### Do this
The records below must be copied in full; omit the images.

### Supplied records
** START **
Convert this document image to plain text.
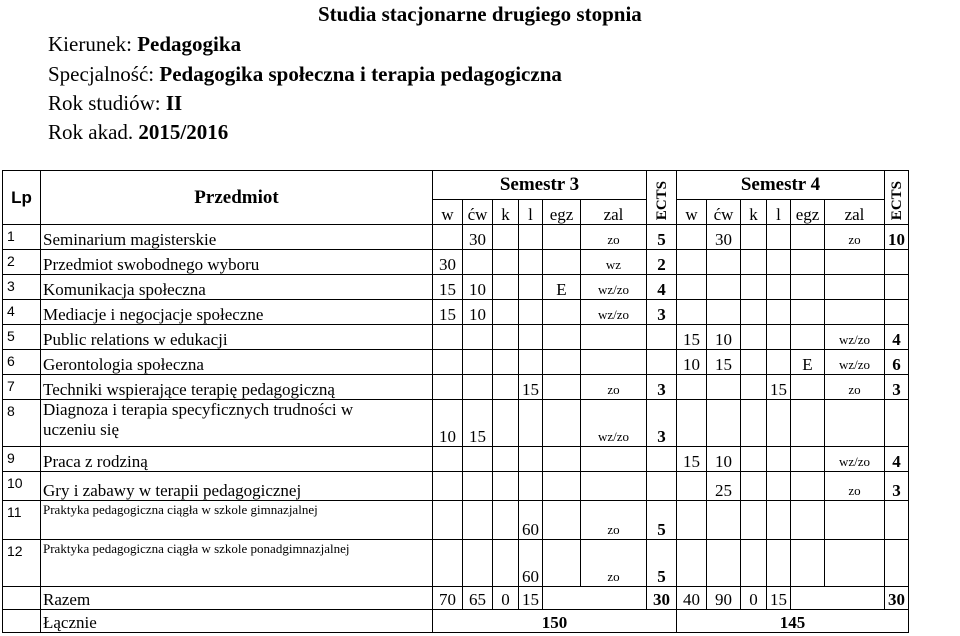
Studia stacjonarne drugiego stopnia
Kierunek: Pedagogika
Specjalność: Pedagogika społeczna i terapia pedagogiczna
Rok studiów: II
Rok akad. 2015/2016
Lp	Przedmiot	Semestr 3						ECTS	Semestr 4						ECTS
		w	ćw	k	l	egz	zal		w	ćw	k	l	egz	zal	
1	Seminarium magisterskie		30				zo	5		30				zo	10
2	Przedmiot swobodnego wyboru	30					wz	2							
3	Komunikacja społeczna	15	10			E	wz/zo	4							
4	Mediacje i negocjacje społeczne	15	10				wz/zo	3							
5	Public relations w edukacji								15	10				wz/zo	4
6	Gerontologia społeczna								10	15			E	wz/zo	6
7	Techniki wspierające terapię pedagogiczną				15		zo	3				15		zo	3
8	Diagnoza i terapia specyficznych trudności w
uczeniu się	10	15				wz/zo	3							
9	Praca z rodziną								15	10				wz/zo	4
10	Gry i zabawy w terapii pedagogicznej									25				zo	3
11	Praktyka pedagogiczna ciągła w szkole gimnazjalnej				60		zo	5							
12	Praktyka pedagogiczna ciągła w szkole ponadgimnazjalnej				60		zo	5							
	Razem	70	65	0	15			30	40	90	0	15			30
	Łącznie	150							145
** END **
### Response
Convert this document image to plain text.
Studia stacjonarne drugiego stopnia
Kierunek: Pedagogika
Specjalność: Pedagogika społeczna i terapia pedagogiczna
Rok studiów: II
Rok akad. 2015/2016
Lp	Przedmiot	Semestr 3						ECTS	Semestr 4						ECTS
		w	ćw	k	l	egz	zal		w	ćw	k	l	egz	zal	
1	Seminarium magisterskie		30				zo	5		30				zo	10
2	Przedmiot swobodnego wyboru	30					wz	2							
3	Komunikacja społeczna	15	10			E	wz/zo	4							
4	Mediacje i negocjacje społeczne	15	10				wz/zo	3							
5	Public relations w edukacji								15	10				wz/zo	4
6	Gerontologia społeczna								10	15			E	wz/zo	6
7	Techniki wspierające terapię pedagogiczną				15		zo	3				15		zo	3
8	Diagnoza i terapia specyficznych trudności w
uczeniu się	10	15				wz/zo	3							
9	Praca z rodziną								15	10				wz/zo	4
10	Gry i zabawy w terapii pedagogicznej									25				zo	3
11	Praktyka pedagogiczna ciągła w szkole gimnazjalnej				60		zo	5							
12	Praktyka pedagogiczna ciągła w szkole ponadgimnazjalnej				60		zo	5							
	Razem	70	65	0	15			30	40	90	0	15			30
	Łącznie	150							145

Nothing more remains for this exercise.